··· Data lines

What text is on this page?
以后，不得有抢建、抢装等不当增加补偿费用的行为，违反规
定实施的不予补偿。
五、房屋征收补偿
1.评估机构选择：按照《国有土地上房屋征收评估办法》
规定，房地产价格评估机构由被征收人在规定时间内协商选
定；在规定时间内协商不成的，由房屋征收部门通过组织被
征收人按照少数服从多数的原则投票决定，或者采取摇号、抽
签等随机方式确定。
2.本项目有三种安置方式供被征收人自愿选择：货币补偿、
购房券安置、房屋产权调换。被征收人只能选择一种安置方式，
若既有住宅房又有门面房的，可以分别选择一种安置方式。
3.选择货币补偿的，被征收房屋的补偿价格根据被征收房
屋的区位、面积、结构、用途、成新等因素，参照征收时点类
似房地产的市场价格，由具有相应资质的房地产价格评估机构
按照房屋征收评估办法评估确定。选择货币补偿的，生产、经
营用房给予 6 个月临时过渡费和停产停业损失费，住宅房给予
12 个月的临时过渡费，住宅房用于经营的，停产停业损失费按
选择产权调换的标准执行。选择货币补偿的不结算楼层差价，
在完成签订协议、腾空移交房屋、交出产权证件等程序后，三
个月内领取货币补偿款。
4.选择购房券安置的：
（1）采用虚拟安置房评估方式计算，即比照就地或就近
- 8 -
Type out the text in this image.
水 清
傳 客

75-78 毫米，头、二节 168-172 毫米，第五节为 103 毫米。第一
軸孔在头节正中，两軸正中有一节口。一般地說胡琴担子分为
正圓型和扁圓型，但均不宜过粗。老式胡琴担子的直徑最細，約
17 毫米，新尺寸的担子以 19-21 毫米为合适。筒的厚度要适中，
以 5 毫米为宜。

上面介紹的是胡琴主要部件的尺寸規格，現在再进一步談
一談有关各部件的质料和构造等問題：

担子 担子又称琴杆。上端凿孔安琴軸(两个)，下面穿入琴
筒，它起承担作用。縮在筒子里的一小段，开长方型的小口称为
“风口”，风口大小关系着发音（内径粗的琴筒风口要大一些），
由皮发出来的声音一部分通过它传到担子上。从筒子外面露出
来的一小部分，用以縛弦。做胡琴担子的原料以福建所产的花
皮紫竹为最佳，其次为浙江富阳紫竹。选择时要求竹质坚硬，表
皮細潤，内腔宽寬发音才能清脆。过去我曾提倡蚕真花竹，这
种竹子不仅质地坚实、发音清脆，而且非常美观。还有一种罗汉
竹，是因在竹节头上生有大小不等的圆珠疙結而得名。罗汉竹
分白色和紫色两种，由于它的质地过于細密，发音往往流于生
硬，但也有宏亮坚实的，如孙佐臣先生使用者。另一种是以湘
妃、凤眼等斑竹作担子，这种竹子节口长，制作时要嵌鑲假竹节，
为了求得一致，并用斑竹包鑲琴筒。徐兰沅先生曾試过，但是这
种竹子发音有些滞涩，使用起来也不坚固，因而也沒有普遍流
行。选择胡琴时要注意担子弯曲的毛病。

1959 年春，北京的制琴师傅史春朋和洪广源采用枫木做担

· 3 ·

······

Return each entry from above without altering a single character.

**Written response**
What text is on this page?
以后，不得有抢建、抢装等不当增加补偿费用的行为，违反规
定实施的不予补偿。
五、房屋征收补偿
1.评估机构选择：按照《国有土地上房屋征收评估办法》
规定，房地产价格评估机构由被征收人在规定时间内协商选
定；在规定时间内协商不成的，由房屋征收部门通过组织被
征收人按照少数服从多数的原则投票决定，或者采取摇号、抽
签等随机方式确定。
2.本项目有三种安置方式供被征收人自愿选择：货币补偿、
购房券安置、房屋产权调换。被征收人只能选择一种安置方式，
若既有住宅房又有门面房的，可以分别选择一种安置方式。
3.选择货币补偿的，被征收房屋的补偿价格根据被征收房
屋的区位、面积、结构、用途、成新等因素，参照征收时点类
似房地产的市场价格，由具有相应资质的房地产价格评估机构
按照房屋征收评估办法评估确定。选择货币补偿的，生产、经
营用房给予 6 个月临时过渡费和停产停业损失费，住宅房给予
12 个月的临时过渡费，住宅房用于经营的，停产停业损失费按
选择产权调换的标准执行。选择货币补偿的不结算楼层差价，
在完成签订协议、腾空移交房屋、交出产权证件等程序后，三
个月内领取货币补偿款。
4.选择购房券安置的：
（1）采用虚拟安置房评估方式计算，即比照就地或就近
- 8 -
Type out the text in this image.
水 清
傳 客

75-78 毫米，头、二节 168-172 毫米，第五节为 103 毫米。第一
軸孔在头节正中，两軸正中有一节口。一般地說胡琴担子分为
正圓型和扁圓型，但均不宜过粗。老式胡琴担子的直徑最細，約
17 毫米，新尺寸的担子以 19-21 毫米为合适。筒的厚度要适中，
以 5 毫米为宜。

上面介紹的是胡琴主要部件的尺寸規格，現在再进一步談
一談有关各部件的质料和构造等問題：

担子 担子又称琴杆。上端凿孔安琴軸(两个)，下面穿入琴
筒，它起承担作用。縮在筒子里的一小段，开长方型的小口称为
“风口”，风口大小关系着发音（内径粗的琴筒风口要大一些），
由皮发出来的声音一部分通过它传到担子上。从筒子外面露出
来的一小部分，用以縛弦。做胡琴担子的原料以福建所产的花
皮紫竹为最佳，其次为浙江富阳紫竹。选择时要求竹质坚硬，表
皮細潤，内腔宽寬发音才能清脆。过去我曾提倡蚕真花竹，这
种竹子不仅质地坚实、发音清脆，而且非常美观。还有一种罗汉
竹，是因在竹节头上生有大小不等的圆珠疙結而得名。罗汉竹
分白色和紫色两种，由于它的质地过于細密，发音往往流于生
硬，但也有宏亮坚实的，如孙佐臣先生使用者。另一种是以湘
妃、凤眼等斑竹作担子，这种竹子节口长，制作时要嵌鑲假竹节，
为了求得一致，并用斑竹包鑲琴筒。徐兰沅先生曾試过，但是这
种竹子发音有些滞涩，使用起来也不坚固，因而也沒有普遍流
行。选择胡琴时要注意担子弯曲的毛病。

1959 年春，北京的制琴师傅史春朋和洪广源采用枫木做担

· 3 ·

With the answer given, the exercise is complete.